◆ **Written exercise**
Output the lines of the records from the one containing "Output a JSON" through the last, both ends included. Leave pictures out.

A run of records:
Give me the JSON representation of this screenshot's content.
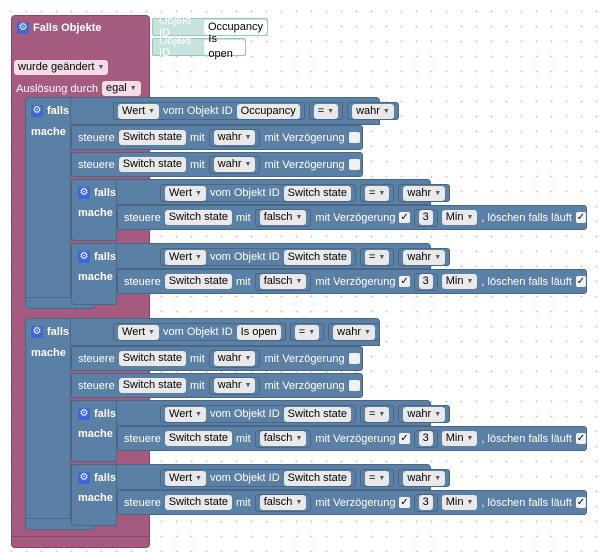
{
  "event_block": {
    "title": "Falls Objekte",
    "objects": [
      {
        "label": "Objekt ID",
        "value": "Occupancy"
      },
      {
        "label": "Objekt ID",
        "value": "Is open"
      }
    ],
    "trigger": "wurde geändert",
    "trigger_by_label": "Auslösung durch",
    "trigger_by_value": "egal"
  },
  "labels": {
    "if": "falls",
    "then": "mache",
    "control": "steuere",
    "with": "mit",
    "delay": "mit Verzögerung",
    "clear": ", löschen falls läuft",
    "value_of": "vom Objekt ID"
  },
  "outer_ifs": [
    {
      "condition": {
        "field": "Wert",
        "object": "Occupancy",
        "op": "=",
        "value": "wahr"
      },
      "controls": [
        {
          "object": "Switch state",
          "value": "wahr",
          "delay": false
        },
        {
          "object": "Switch state",
          "value": "wahr",
          "delay": false
        }
      ],
      "inner_ifs": [
        {
          "condition": {
            "field": "Wert",
            "object": "Switch state",
            "op": "=",
            "value": "wahr"
          },
          "control": {
            "object": "Switch state",
            "value": "falsch",
            "delay": true,
            "amount": "3",
            "unit": "Min",
            "clear": true
          }
        },
        {
          "condition": {
            "field": "Wert",
            "object": "Switch state",
            "op": "=",
            "value": "wahr"
          },
          "control": {
            "object": "Switch state",
            "value": "falsch",
            "delay": true,
            "amount": "3",
            "unit": "Min",
            "clear": true
          }
        }
      ]
    },
    {
      "condition": {
        "field": "Wert",
        "object": "Is open",
        "op": "=",
        "value": "wahr"
      },
      "controls": [
        {
          "object": "Switch state",
          "value": "wahr",
          "delay": false
        },
        {
          "object": "Switch state",
          "value": "wahr",
          "delay": false
        }
      ],
      "inner_ifs": [
        {
          "condition": {
            "field": "Wert",
            "object": "Switch state",
            "op": "=",
            "value": "wahr"
          },
          "control": {
            "object": "Switch state",
            "value": "falsch",
            "delay": true,
            "amount": "3",
            "unit": "Min",
            "clear": true
          }
        },
        {
          "condition": {
            "field": "Wert",
            "object": "Switch state",
            "op": "=",
            "value": "wahr"
          },
          "control": {
            "object": "Switch state",
            "value": "falsch",
            "delay": true,
            "amount": "3",
            "unit": "Min",
            "clear": true
          }
        }
      ]
    }
  ],
  "colors": {
    "event": "#a55b80",
    "logic": "#5b80a5",
    "object": "#c7e3df",
    "gear": "#3c66d9"
  }
}
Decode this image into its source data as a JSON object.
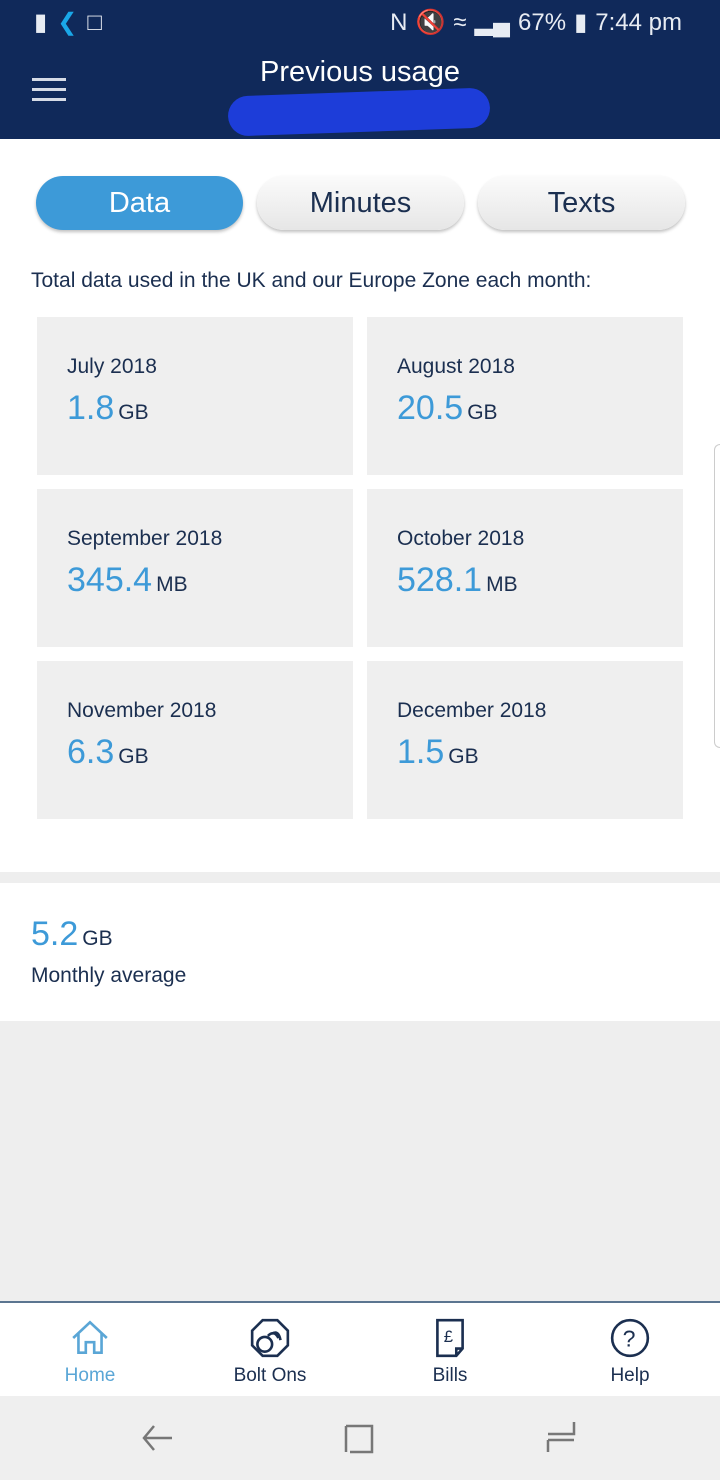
{
  "status_bar": {
    "battery": "67%",
    "time": "7:44 pm"
  },
  "header": {
    "title": "Previous usage"
  },
  "tabs": [
    {
      "label": "Data",
      "active": true
    },
    {
      "label": "Minutes",
      "active": false
    },
    {
      "label": "Texts",
      "active": false
    }
  ],
  "intro": "Total data used in the UK and our Europe Zone each month:",
  "months": [
    {
      "month": "July 2018",
      "value": "1.8",
      "unit": "GB"
    },
    {
      "month": "August 2018",
      "value": "20.5",
      "unit": "GB"
    },
    {
      "month": "September 2018",
      "value": "345.4",
      "unit": "MB"
    },
    {
      "month": "October 2018",
      "value": "528.1",
      "unit": "MB"
    },
    {
      "month": "November 2018",
      "value": "6.3",
      "unit": "GB"
    },
    {
      "month": "December 2018",
      "value": "1.5",
      "unit": "GB"
    }
  ],
  "average": {
    "value": "5.2",
    "unit": "GB",
    "label": "Monthly average"
  },
  "bottom_nav": [
    {
      "label": "Home",
      "icon": "home-icon",
      "active": true
    },
    {
      "label": "Bolt Ons",
      "icon": "bolt-ons-icon"
    },
    {
      "label": "Bills",
      "icon": "bills-icon"
    },
    {
      "label": "Help",
      "icon": "help-icon"
    }
  ],
  "colors": {
    "header": "#10295a",
    "accent": "#3d9ad8",
    "text": "#1b2f50"
  }
}
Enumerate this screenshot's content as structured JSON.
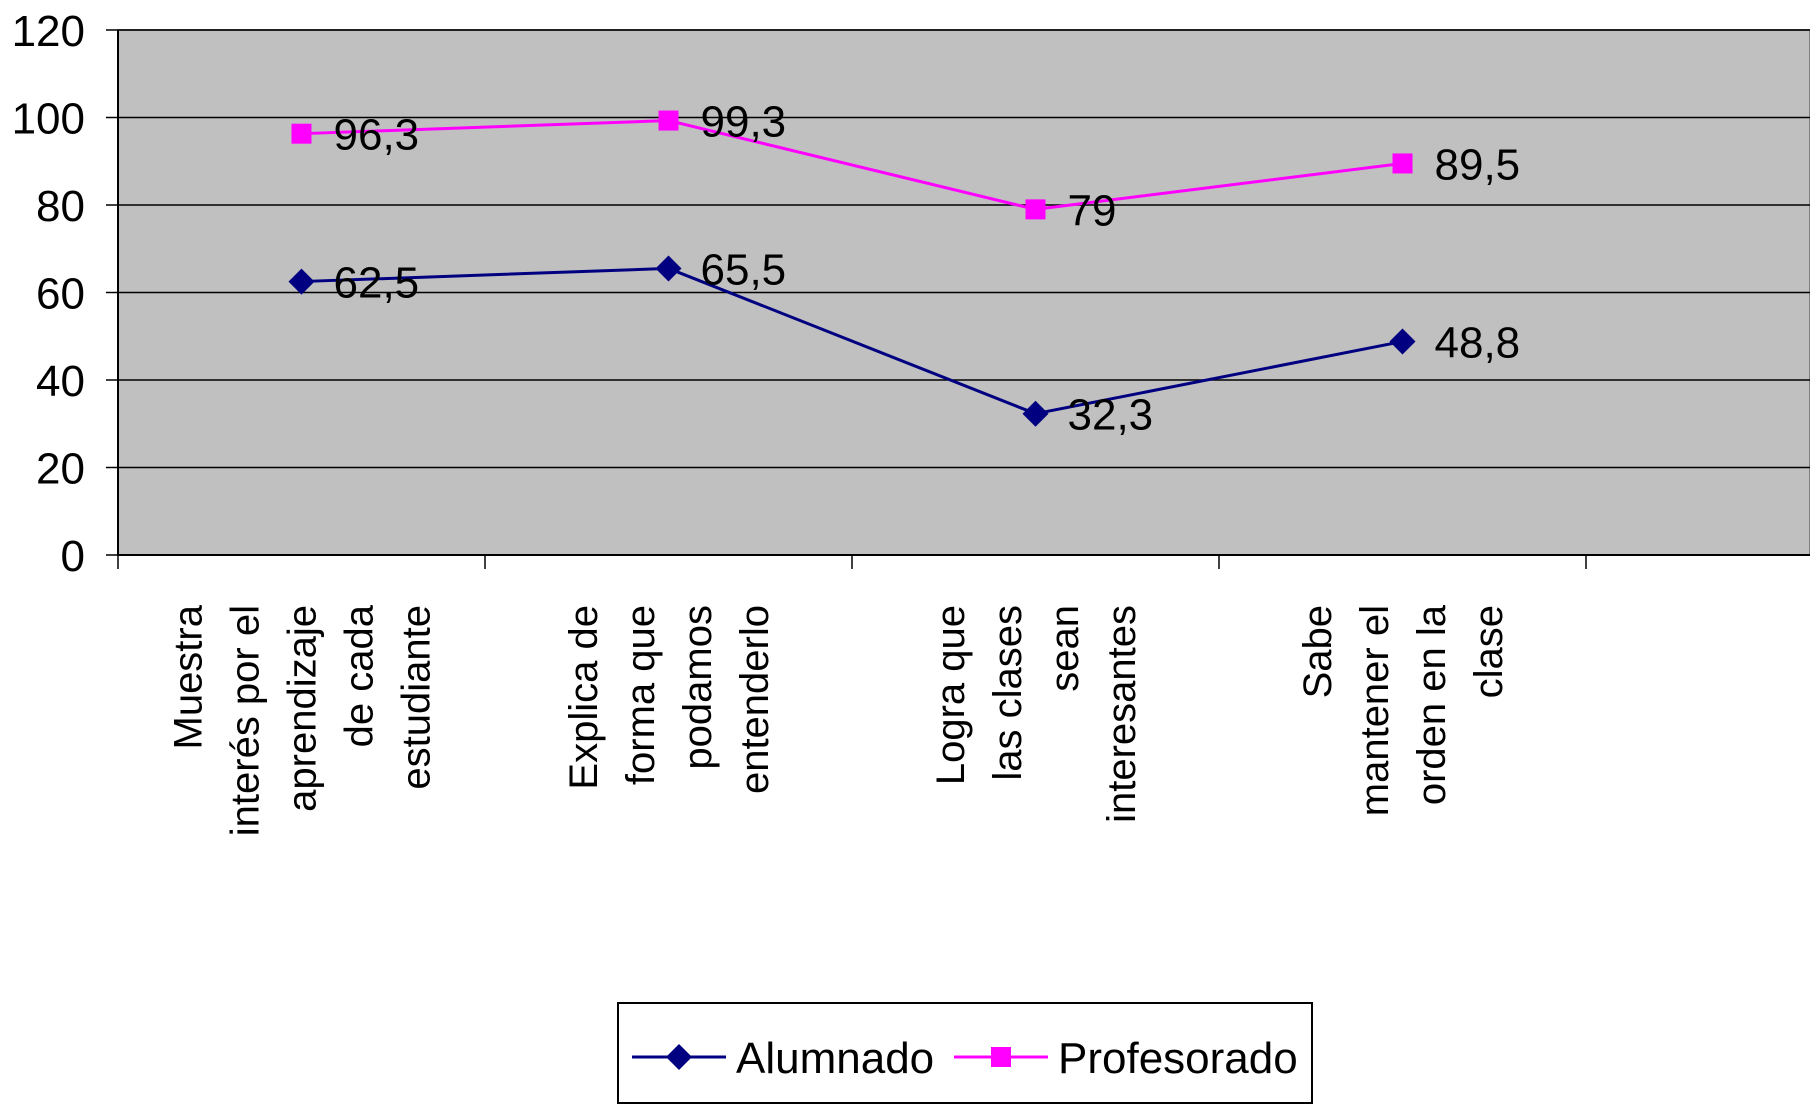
{
  "chart_data": {
    "type": "line",
    "categories": [
      [
        "Muestra",
        "interés por el",
        "aprendizaje",
        "de cada",
        "estudiante"
      ],
      [
        "Explica de",
        "forma que",
        "podamos",
        "entenderlo"
      ],
      [
        "Logra que",
        "las clases",
        "sean",
        "interesantes"
      ],
      [
        "Sabe",
        "mantener el",
        "orden en la",
        "clase"
      ]
    ],
    "series": [
      {
        "name": "Alumnado",
        "values": [
          62.5,
          65.5,
          32.3,
          48.8
        ],
        "labels": [
          "62,5",
          "65,5",
          "32,3",
          "48,8"
        ],
        "color": "#000080",
        "marker": "diamond"
      },
      {
        "name": "Profesorado",
        "values": [
          96.3,
          99.3,
          79,
          89.5
        ],
        "labels": [
          "96,3",
          "99,3",
          "79",
          "89,5"
        ],
        "color": "#FF00FF",
        "marker": "square"
      }
    ],
    "ylim": [
      0,
      120
    ],
    "yticks": [
      "0",
      "20",
      "40",
      "60",
      "80",
      "100",
      "120"
    ],
    "grid": true,
    "plot_background": "#C0C0C0",
    "legend_position": "bottom"
  }
}
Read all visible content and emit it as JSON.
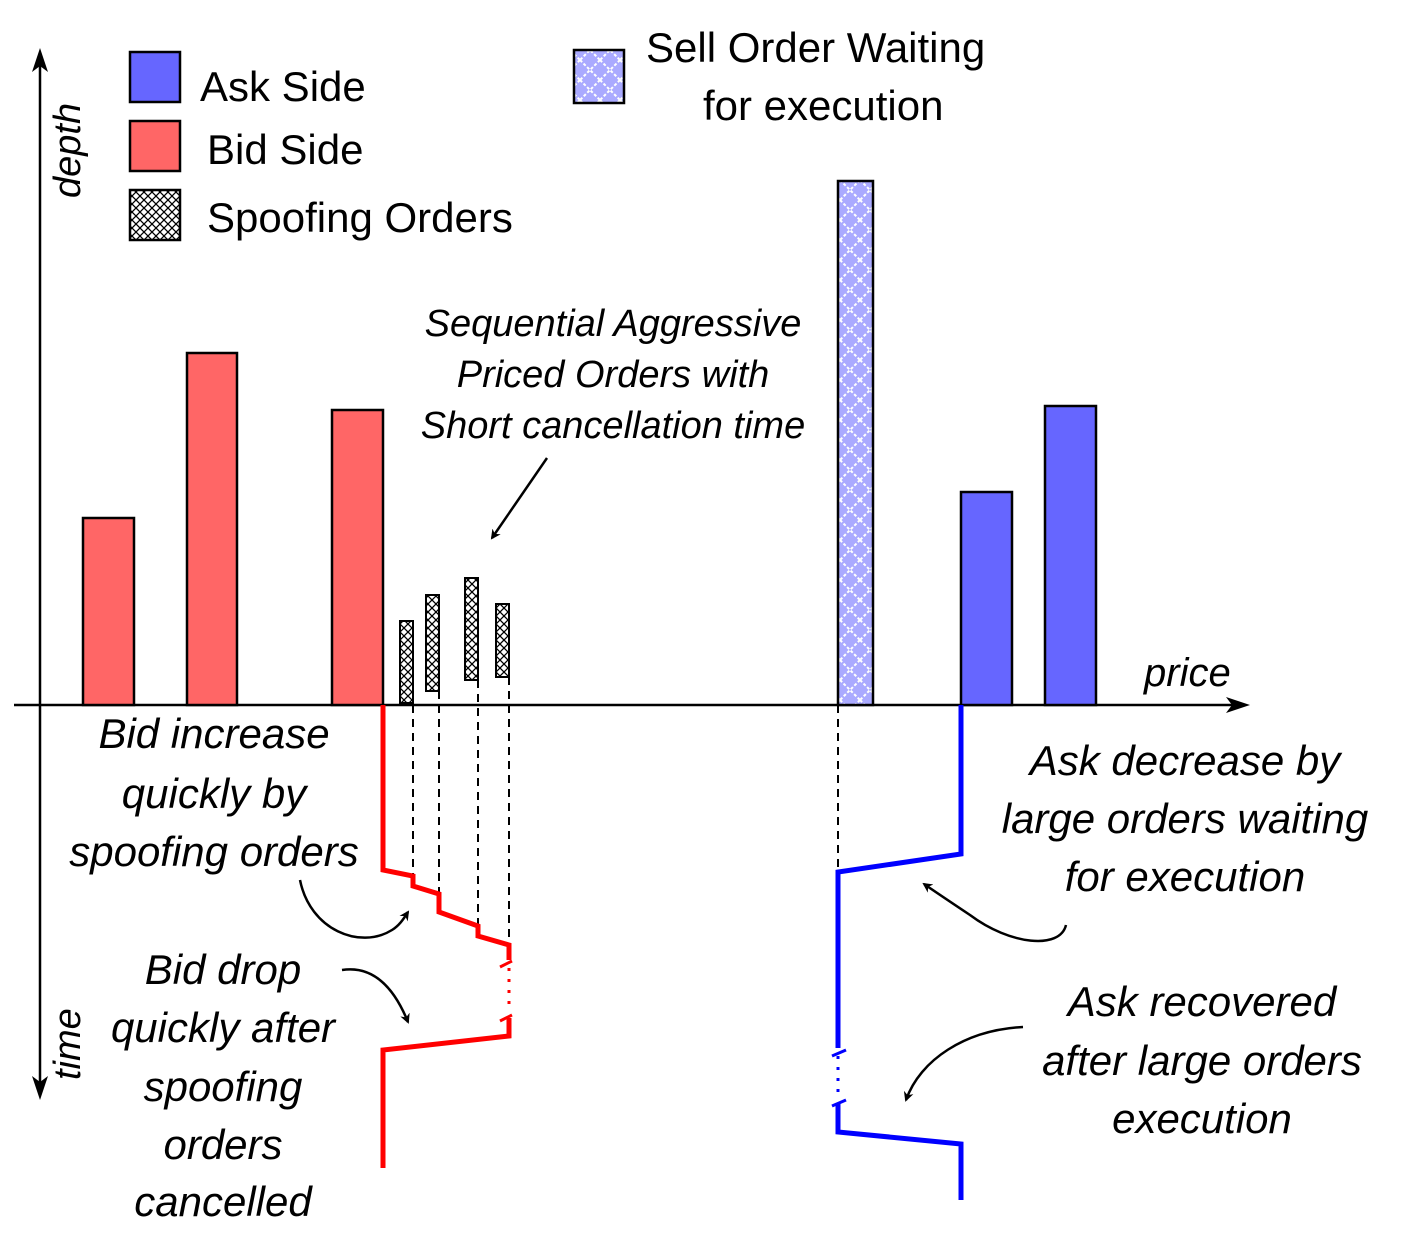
{
  "axes": {
    "y_label": "depth",
    "x_label": "price",
    "time_label": "time"
  },
  "legend": {
    "ask": "Ask Side",
    "bid": "Bid Side",
    "spoof": "Spoofing Orders",
    "sell_waiting_line1": "Sell Order Waiting",
    "sell_waiting_line2": "for execution"
  },
  "annotations": {
    "sequential": [
      "Sequential Aggressive",
      "Priced Orders with",
      "Short cancellation time"
    ],
    "bid_increase": [
      "Bid increase",
      "quickly by",
      "spoofing orders"
    ],
    "bid_drop": [
      "Bid drop",
      "quickly after",
      "spoofing",
      "orders",
      "cancelled"
    ],
    "ask_decrease": [
      "Ask decrease by",
      "large orders waiting",
      "for execution"
    ],
    "ask_recovered": [
      "Ask recovered",
      "after large orders",
      "execution"
    ]
  },
  "colors": {
    "bid_fill": "#ff6666",
    "ask_fill": "#6666ff",
    "sell_waiting_fill": "#aaaaff",
    "bid_line": "#ff0000",
    "ask_line": "#0000ff",
    "outline": "#000000"
  }
}
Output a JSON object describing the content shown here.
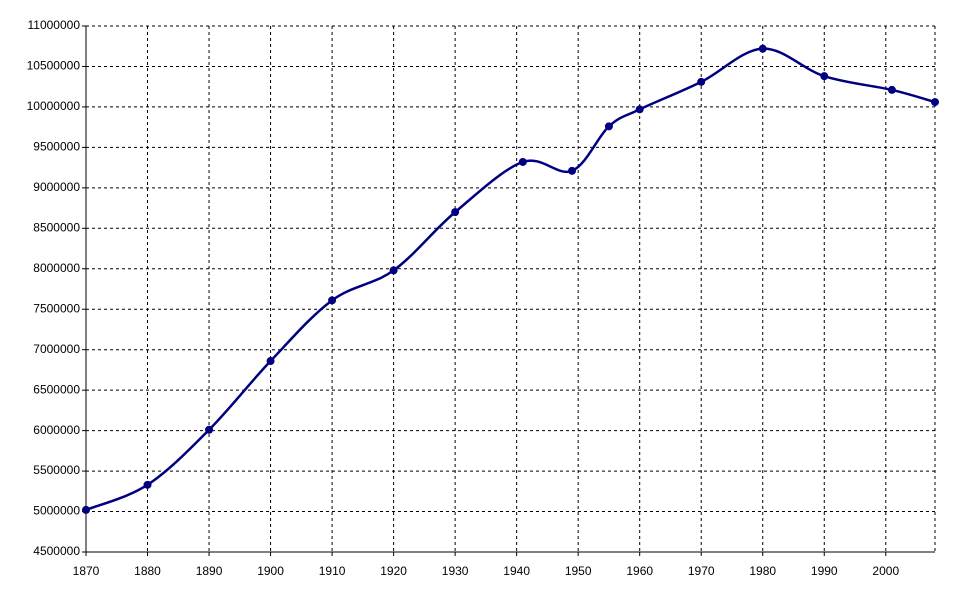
{
  "chart_data": {
    "type": "line",
    "x": [
      1870,
      1880,
      1890,
      1900,
      1910,
      1920,
      1930,
      1941,
      1949,
      1955,
      1960,
      1970,
      1980,
      1990,
      2001,
      2008
    ],
    "series": [
      {
        "color": "#000080",
        "values": [
          5020000,
          5330000,
          6010000,
          6860000,
          7610000,
          7980000,
          8700000,
          9320000,
          9210000,
          9760000,
          9970000,
          10310000,
          10720000,
          10380000,
          10210000,
          10060000
        ]
      }
    ],
    "xlim": [
      1870,
      2008
    ],
    "xticks": [
      1870,
      1880,
      1890,
      1900,
      1910,
      1920,
      1930,
      1940,
      1950,
      1960,
      1970,
      1980,
      1990,
      2000
    ],
    "ylim": [
      4500000,
      11000000
    ],
    "yticks": [
      4500000,
      5000000,
      5500000,
      6000000,
      6500000,
      7000000,
      7500000,
      8000000,
      8500000,
      9000000,
      9500000,
      10000000,
      10500000,
      11000000
    ],
    "grid": true,
    "smooth": true
  }
}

◆ **Result of the exercise**
Output a JSON object describing the content shown here.
{
  "chart_data": {
    "type": "line",
    "x": [
      1870,
      1880,
      1890,
      1900,
      1910,
      1920,
      1930,
      1941,
      1949,
      1955,
      1960,
      1970,
      1980,
      1990,
      2001,
      2008
    ],
    "series": [
      {
        "color": "#000080",
        "values": [
          5020000,
          5330000,
          6010000,
          6860000,
          7610000,
          7980000,
          8700000,
          9320000,
          9210000,
          9760000,
          9970000,
          10310000,
          10720000,
          10380000,
          10210000,
          10060000
        ]
      }
    ],
    "xlim": [
      1870,
      2008
    ],
    "xticks": [
      1870,
      1880,
      1890,
      1900,
      1910,
      1920,
      1930,
      1940,
      1950,
      1960,
      1970,
      1980,
      1990,
      2000
    ],
    "ylim": [
      4500000,
      11000000
    ],
    "yticks": [
      4500000,
      5000000,
      5500000,
      6000000,
      6500000,
      7000000,
      7500000,
      8000000,
      8500000,
      9000000,
      9500000,
      10000000,
      10500000,
      11000000
    ],
    "grid": true,
    "smooth": true
  }
}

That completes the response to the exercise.